Short problem: Filter for the word "mean" and keep each matching line.

[begin Data shown]

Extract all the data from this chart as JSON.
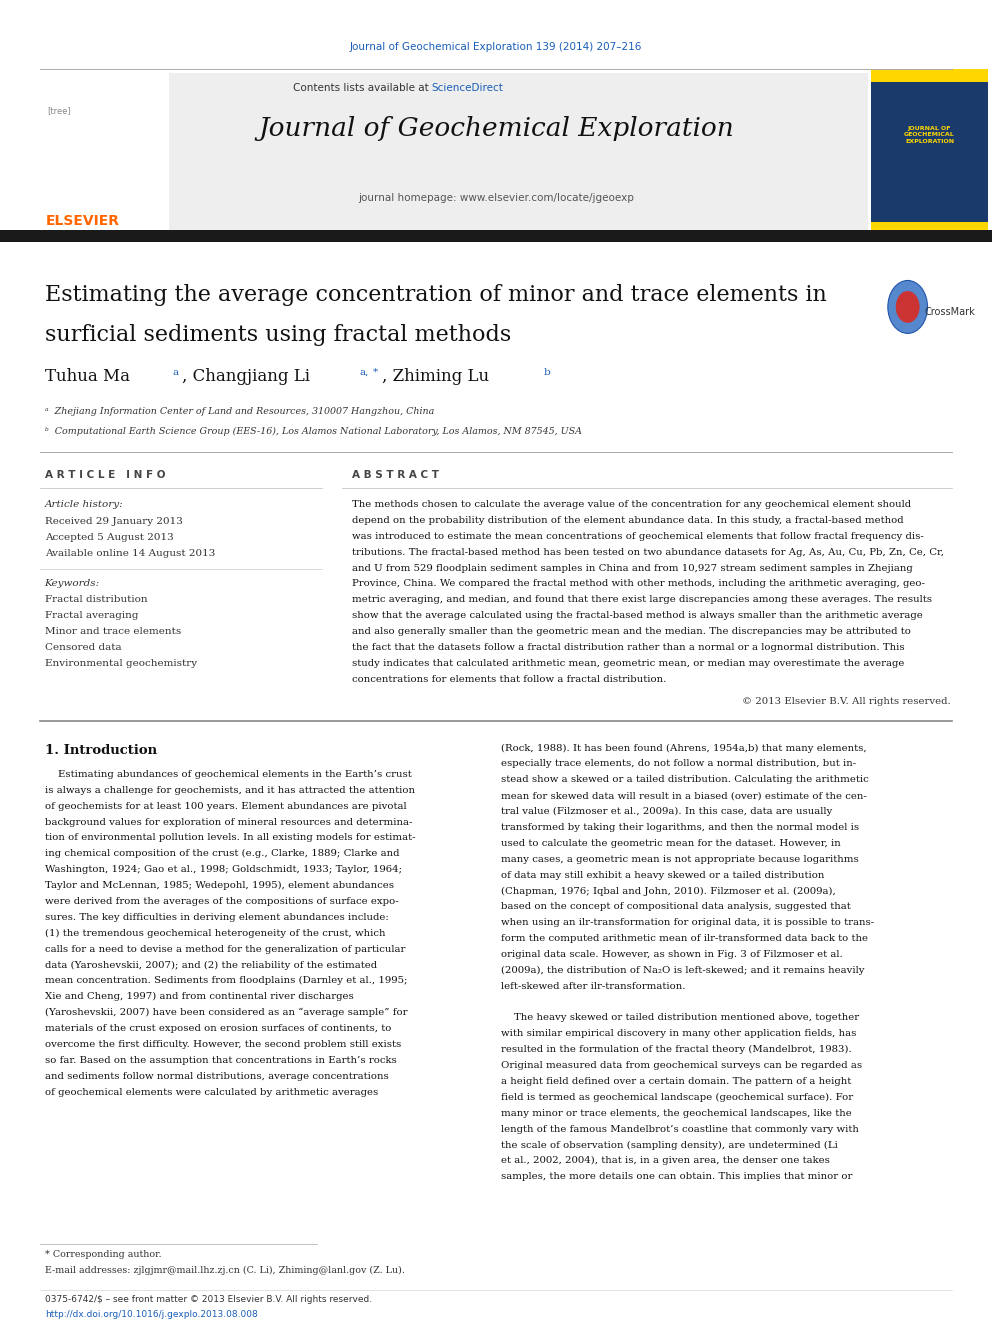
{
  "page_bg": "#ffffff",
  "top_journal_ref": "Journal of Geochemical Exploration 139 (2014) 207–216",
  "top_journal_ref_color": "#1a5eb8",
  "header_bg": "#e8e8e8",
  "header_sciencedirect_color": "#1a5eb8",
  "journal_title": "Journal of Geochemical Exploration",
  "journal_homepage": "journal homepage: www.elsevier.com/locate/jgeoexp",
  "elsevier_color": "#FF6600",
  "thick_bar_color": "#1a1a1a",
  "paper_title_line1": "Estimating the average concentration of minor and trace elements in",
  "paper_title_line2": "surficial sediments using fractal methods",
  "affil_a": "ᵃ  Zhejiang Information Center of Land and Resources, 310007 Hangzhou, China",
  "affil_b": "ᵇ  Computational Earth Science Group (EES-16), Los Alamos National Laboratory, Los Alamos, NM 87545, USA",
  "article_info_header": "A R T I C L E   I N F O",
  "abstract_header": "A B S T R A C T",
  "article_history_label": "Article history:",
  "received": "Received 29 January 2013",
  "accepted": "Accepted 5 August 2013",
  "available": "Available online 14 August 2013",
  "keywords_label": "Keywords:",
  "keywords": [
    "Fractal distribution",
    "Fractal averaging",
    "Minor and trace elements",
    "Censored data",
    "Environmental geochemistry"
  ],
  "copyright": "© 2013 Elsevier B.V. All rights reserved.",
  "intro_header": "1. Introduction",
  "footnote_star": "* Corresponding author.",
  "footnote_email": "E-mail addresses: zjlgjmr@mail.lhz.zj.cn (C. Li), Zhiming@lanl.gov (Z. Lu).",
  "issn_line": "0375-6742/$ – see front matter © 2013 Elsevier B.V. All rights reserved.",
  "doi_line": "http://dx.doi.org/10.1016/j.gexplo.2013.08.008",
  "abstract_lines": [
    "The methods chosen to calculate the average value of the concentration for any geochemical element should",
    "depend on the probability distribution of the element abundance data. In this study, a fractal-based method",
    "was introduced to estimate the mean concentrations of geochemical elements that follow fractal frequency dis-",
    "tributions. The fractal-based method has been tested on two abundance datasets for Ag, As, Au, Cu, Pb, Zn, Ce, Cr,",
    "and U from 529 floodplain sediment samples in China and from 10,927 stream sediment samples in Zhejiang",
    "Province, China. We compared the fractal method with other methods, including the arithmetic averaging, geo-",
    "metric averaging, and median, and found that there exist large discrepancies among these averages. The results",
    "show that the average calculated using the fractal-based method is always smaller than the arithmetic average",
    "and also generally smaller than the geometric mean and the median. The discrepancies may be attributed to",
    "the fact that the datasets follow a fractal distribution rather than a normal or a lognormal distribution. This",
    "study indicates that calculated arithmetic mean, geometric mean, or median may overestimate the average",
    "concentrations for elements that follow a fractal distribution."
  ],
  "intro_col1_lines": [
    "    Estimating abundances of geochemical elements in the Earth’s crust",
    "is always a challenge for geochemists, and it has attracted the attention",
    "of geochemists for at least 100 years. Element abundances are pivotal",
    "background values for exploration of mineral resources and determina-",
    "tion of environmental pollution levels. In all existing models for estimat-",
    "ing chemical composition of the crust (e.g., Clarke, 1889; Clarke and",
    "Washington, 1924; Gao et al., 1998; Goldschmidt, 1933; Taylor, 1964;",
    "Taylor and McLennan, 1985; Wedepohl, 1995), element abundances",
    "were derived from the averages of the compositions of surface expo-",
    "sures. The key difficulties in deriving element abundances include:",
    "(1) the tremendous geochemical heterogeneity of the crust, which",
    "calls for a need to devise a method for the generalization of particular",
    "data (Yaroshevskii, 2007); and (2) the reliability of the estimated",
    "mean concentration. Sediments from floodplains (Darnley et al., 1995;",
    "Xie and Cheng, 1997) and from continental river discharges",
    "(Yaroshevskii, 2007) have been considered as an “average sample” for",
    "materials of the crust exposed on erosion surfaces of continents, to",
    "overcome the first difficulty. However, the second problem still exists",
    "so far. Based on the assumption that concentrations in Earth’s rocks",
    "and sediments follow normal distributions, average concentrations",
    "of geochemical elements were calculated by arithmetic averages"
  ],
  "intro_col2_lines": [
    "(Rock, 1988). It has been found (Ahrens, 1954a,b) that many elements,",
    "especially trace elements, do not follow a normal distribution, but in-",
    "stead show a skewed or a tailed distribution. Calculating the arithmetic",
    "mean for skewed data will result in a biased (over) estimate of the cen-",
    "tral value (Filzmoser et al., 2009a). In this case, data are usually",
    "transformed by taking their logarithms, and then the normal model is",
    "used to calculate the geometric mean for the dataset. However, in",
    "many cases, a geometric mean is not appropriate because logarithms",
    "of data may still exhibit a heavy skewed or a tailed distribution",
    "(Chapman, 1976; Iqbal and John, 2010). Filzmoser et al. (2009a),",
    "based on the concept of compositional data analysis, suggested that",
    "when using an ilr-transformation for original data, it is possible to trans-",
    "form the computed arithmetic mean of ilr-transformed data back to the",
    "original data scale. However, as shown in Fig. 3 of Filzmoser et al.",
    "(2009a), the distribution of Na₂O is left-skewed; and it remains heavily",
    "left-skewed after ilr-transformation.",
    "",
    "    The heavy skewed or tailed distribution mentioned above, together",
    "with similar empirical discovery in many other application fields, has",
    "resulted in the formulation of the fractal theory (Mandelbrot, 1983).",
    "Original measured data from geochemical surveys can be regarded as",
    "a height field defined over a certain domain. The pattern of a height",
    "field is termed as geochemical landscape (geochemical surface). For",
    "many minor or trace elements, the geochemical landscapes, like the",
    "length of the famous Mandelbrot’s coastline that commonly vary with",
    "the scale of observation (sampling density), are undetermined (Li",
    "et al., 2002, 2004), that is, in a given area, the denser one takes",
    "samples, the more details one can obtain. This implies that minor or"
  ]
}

[end Data shown]

Written answer:
    "was introduced to estimate the mean concentrations of geochemical elements that follow fractal frequency dis-",
    "and also generally smaller than the geometric mean and the median. The discrepancies may be attributed to",
    "study indicates that calculated arithmetic mean, geometric mean, or median may overestimate the average",
    "mean concentration. Sediments from floodplains (Darnley et al., 1995;",
    "mean for skewed data will result in a biased (over) estimate of the cen-",
    "used to calculate the geometric mean for the dataset. However, in",
    "many cases, a geometric mean is not appropriate because logarithms",
    "form the computed arithmetic mean of ilr-transformed data back to the",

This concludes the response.